_Your objective:_ Check each line of the records below and collect those holding "address".

_Data supplied:_
___

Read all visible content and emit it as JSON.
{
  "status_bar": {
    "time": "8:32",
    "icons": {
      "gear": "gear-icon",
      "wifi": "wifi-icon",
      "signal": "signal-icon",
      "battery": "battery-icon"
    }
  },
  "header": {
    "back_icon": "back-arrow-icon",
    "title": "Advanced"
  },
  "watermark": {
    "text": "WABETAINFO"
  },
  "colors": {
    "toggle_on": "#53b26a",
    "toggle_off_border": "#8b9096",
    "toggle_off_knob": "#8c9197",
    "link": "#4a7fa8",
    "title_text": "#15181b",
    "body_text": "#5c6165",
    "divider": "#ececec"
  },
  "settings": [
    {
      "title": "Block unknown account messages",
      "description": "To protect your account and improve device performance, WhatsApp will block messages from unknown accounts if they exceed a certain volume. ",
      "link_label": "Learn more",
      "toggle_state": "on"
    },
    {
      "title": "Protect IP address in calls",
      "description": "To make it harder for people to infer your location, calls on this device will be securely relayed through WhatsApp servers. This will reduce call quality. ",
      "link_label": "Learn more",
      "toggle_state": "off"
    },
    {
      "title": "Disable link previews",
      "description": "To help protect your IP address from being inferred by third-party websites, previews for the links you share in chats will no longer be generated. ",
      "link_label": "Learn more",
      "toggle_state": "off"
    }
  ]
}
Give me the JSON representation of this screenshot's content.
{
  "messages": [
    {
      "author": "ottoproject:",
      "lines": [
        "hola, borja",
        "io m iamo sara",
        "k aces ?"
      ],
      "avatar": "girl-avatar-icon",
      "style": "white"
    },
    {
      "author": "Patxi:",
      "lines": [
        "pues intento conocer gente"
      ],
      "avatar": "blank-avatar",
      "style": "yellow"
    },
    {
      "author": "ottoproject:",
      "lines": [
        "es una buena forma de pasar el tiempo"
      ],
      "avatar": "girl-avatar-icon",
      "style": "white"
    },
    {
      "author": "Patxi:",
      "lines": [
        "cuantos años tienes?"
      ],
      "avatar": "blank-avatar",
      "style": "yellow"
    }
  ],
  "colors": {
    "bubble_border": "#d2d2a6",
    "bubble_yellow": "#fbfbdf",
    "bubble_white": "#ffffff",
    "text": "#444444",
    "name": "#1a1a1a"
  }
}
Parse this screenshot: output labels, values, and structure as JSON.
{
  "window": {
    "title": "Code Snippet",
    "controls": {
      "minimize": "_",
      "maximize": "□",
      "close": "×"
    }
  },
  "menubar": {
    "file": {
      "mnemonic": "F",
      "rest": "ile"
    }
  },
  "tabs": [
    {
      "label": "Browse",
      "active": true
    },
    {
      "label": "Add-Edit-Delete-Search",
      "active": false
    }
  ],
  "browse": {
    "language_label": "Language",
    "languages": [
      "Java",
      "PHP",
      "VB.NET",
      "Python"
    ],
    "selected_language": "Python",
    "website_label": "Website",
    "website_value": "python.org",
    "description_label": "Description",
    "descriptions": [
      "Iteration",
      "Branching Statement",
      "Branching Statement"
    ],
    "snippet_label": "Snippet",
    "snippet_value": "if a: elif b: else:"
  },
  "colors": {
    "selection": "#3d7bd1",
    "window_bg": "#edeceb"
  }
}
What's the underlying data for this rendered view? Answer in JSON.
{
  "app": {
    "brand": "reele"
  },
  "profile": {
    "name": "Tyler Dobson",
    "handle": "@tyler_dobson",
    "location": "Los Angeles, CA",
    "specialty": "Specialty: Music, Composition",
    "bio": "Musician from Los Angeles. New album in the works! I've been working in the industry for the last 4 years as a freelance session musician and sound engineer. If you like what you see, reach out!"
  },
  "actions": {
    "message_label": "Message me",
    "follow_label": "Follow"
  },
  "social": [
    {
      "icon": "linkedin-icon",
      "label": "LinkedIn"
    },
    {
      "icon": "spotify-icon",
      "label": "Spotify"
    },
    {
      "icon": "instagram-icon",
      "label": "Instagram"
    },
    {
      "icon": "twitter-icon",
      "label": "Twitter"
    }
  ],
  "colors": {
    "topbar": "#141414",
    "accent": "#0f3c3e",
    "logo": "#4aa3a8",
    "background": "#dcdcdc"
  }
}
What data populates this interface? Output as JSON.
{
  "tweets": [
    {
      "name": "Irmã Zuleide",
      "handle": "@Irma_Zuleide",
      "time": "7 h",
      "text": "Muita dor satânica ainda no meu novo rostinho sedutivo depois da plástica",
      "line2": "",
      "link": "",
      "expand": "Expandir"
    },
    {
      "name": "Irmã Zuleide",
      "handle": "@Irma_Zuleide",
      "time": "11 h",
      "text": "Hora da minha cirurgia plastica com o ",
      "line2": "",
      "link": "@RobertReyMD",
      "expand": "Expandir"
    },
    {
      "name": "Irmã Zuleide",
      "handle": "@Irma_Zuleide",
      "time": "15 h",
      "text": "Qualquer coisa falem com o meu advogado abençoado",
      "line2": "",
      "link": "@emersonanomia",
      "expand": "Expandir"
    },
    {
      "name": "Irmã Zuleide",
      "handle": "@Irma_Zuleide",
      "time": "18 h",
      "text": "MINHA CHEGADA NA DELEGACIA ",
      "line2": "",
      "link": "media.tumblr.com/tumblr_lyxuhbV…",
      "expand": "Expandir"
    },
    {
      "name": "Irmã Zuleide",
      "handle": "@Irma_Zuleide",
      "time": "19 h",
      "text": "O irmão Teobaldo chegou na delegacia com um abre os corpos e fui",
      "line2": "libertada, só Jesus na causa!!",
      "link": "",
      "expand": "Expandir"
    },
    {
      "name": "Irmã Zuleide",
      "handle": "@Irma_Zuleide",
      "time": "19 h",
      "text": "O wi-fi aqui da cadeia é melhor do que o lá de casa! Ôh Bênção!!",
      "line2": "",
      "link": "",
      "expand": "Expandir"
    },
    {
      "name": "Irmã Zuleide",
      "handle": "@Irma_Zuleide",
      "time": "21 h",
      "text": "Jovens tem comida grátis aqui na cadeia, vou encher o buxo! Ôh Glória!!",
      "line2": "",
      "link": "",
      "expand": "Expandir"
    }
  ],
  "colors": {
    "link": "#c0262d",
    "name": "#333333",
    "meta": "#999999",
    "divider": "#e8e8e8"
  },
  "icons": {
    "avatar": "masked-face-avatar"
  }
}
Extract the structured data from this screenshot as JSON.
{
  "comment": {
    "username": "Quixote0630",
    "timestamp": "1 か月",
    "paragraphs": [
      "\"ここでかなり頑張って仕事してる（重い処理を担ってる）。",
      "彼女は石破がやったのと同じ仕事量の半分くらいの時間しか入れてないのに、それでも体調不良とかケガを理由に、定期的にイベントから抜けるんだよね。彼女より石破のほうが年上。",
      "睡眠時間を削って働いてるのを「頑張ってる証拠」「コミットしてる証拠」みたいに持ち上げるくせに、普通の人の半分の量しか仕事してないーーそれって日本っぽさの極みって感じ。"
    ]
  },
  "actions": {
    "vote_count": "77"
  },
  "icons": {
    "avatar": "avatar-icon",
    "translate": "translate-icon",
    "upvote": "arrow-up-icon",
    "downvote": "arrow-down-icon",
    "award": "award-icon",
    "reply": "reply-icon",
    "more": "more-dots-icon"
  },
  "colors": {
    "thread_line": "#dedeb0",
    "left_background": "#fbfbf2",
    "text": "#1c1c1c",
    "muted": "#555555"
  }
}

___

_Output for this task:_
      "title": "Protect IP address in calls",
      "description": "To help protect your IP address from being inferred by third-party websites, previews for the links you share in chats will no longer be generated. ",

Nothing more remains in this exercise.